§ **文件原文**
────────────────────

一、試驗前，對所有肝癌患者的基本臨床資料進行調查統計，試驗組(n=95)，性別(男/女)為50/45，平均年齡為(50.32±8.96)歲；分化程度低者18例、分化程度中者32例、分化程度高者45例，淋巴轉移陽性者60例、淋巴轉移陰性者35例，遠處轉移陽性者51例、遠處轉移陰性者44例；對照組(n=90)，性別(男/女)為47/43，，平均年齡為(48.85±9.62)歲，分化程度低者16例、分化程度中者28例、分化程度高者46例，淋巴轉移陽性者57例、淋巴轉移陰性者33例，遠處轉移陽性者47例、遠處轉移陰性者43例。各組受試者的一般情況進行比較，結果顯示無統計學差異(P>0.05)。此外，研究過程中所有受試者均完成了全部試驗，無中途退出者，亦無改用其他療法者。

二、TACE聯合射頻消融治療后CT顯示：射頻消融后復查，見病灶大范圍壞死，但是腫瘤內側及外側均見結節狀強化，提示腫瘤有殘余。新型長鏈非編碼RNA(lncRNA)在肝癌患者癌組織中的表達量高于與其對應的癌旁組織。經過β-actin均一化后，得到兩種lncRNA在不同組織中的相對定量(ΔCt= Ct lncRNA-Ct β-actin)。試驗組(n=95)：AK054978(Ct)為35.35，FER1L4(Ct)為25.15，β-actin 為18.32，AK054978(ΔCt)為17.03±5.21，FER1L4(ΔCt)為6.83±4.23；對照組(n=90)：AK054978(Ct)為32.26，FER1L4(Ct)為30.36，β-actin 為19.01，AK054978(ΔCt)為13.25±4.87，FER1L4(ΔCt)為為11.35±4.22。對比AK054978、FER1L4在兩種組織中的表達差異，肝癌組織中AK054978的表達明顯提高，屬于上調型(P<0.01)，相反，FER1L4的表達顯著下降，屬于下調型(P<0.01)。

三、對肝癌患者癌組織的生物學功能進行檢測，發現AK054978 轉染組：細胞增殖(OD)為6.92，細胞凋亡(LC3-Ⅱ/LC3-Ⅰ)為1.68，發生細胞遷移者為50例，發生細胞侵襲者為38例；FER1L4轉染組：細胞增殖(OD)為3.89，細胞凋亡(LC3-Ⅱ/LC3-Ⅰ)為1.04，發生細胞遷移者為0例，發生細胞侵襲者為0例，即長鏈非編碼RNA- AK054978可以加速肝癌中細胞的繁殖，增強細胞遷移、侵襲能力；通過流式細胞儀觀察發現AK054978 轉染組凋亡率低、FER1L4轉染組凋亡率高，即上調長鏈非編碼RNA- AK054978的表達可以減少肝癌細胞凋亡。

────────────────────

§ **提供材料**
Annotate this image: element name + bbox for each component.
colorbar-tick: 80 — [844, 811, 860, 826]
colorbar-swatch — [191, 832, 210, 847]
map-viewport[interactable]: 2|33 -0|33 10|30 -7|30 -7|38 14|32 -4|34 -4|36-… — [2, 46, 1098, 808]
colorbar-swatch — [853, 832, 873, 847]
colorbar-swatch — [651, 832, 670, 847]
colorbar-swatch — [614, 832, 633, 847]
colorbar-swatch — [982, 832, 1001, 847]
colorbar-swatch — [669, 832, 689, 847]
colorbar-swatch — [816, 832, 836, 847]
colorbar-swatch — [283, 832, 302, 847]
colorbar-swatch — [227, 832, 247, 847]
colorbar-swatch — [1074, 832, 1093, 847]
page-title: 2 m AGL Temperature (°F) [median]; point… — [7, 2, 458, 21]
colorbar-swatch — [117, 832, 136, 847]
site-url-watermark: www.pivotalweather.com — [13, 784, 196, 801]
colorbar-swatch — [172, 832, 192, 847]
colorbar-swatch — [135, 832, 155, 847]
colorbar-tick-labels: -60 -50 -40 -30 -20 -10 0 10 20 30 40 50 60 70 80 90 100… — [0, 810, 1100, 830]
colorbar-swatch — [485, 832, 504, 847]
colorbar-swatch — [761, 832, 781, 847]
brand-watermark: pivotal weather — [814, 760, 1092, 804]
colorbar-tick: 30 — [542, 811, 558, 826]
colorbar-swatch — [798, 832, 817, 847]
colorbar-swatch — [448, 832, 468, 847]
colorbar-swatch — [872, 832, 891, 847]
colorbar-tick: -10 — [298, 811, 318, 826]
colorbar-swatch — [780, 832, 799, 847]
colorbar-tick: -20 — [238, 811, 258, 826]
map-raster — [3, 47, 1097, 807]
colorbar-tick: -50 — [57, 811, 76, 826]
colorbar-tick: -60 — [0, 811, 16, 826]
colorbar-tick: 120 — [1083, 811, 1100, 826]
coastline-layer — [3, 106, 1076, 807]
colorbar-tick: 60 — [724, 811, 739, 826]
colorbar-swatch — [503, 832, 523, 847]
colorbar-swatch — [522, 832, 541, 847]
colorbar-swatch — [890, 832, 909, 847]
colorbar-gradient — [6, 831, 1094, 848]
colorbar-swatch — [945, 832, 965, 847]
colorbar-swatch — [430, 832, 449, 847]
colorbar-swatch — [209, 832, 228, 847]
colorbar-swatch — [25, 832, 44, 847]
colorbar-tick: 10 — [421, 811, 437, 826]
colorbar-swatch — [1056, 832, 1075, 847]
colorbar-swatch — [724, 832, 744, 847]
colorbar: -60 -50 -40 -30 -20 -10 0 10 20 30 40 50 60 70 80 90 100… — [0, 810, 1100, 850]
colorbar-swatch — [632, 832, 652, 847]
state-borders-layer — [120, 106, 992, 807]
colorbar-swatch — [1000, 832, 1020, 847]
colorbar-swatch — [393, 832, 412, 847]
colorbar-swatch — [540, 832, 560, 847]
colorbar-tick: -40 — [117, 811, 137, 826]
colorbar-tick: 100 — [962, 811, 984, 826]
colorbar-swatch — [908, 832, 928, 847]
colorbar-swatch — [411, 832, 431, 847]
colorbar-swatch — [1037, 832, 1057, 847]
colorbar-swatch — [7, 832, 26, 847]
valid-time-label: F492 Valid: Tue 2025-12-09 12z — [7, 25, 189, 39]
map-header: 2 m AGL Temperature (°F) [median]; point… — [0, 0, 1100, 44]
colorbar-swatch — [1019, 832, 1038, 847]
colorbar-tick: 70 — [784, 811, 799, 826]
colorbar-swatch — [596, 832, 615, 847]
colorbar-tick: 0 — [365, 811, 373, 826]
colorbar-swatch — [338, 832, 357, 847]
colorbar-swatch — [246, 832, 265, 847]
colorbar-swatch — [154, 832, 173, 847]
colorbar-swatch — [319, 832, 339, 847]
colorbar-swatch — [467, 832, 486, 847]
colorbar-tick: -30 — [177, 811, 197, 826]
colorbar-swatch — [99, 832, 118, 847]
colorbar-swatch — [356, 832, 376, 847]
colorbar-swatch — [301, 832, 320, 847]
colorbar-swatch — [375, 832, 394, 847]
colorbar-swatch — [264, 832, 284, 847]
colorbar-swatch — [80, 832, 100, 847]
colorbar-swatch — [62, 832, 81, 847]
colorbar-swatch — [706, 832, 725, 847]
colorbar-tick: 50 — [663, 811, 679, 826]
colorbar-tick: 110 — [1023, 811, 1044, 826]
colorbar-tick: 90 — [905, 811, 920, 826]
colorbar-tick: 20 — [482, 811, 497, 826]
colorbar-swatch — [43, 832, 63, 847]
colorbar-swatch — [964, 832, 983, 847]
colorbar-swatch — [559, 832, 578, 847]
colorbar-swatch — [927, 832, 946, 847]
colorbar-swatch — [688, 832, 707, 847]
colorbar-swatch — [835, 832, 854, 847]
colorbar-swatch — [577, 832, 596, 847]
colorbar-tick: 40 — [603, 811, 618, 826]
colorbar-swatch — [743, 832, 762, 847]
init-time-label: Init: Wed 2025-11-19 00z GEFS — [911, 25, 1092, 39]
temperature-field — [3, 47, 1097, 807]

────────────────────

§ **作業任務 1**
請列出文件原文第一部分中，試驗組與對照組都統計了哪些基本臨床資料項目。
§ **作業任務 2**
請將文件原文中從「一、試驗前，對所有肝癌患者的」起至「退出者，亦無改用其他療法者。」止的這一段原樣抄錄下來。

§ **參考解答 1**
性別、平均年齡、分化程度、淋巴轉移、遠處轉移

§ **參考解答 2**
一、試驗前，對所有肝癌患者的基本臨床資料進行調查統計，試驗組(n=95)，性別(男/女)為50/45，平均年齡為(50.32±8.96)歲；分化程度低者18例、分化程度中者32例、分化程度高者45例，淋巴轉移陽性者60例、淋巴轉移陰性者35例，遠處轉移陽性者51例、遠處轉移陰性者44例；對照組(n=90)，性別(男/女)為47/43，，平均年齡為(48.85±9.62)歲，分化程度低者16例、分化程度中者28例、分化程度高者46例，淋巴轉移陽性者57例、淋巴轉移陰性者33例，遠處轉移陽性者47例、遠處轉移陰性者43例。各組受試者的一般情況進行比較，結果顯示無統計學差異(P>0.05)。此外，研究過程中所有受試者均完成了全部試驗，無中途退出者，亦無改用其他療法者。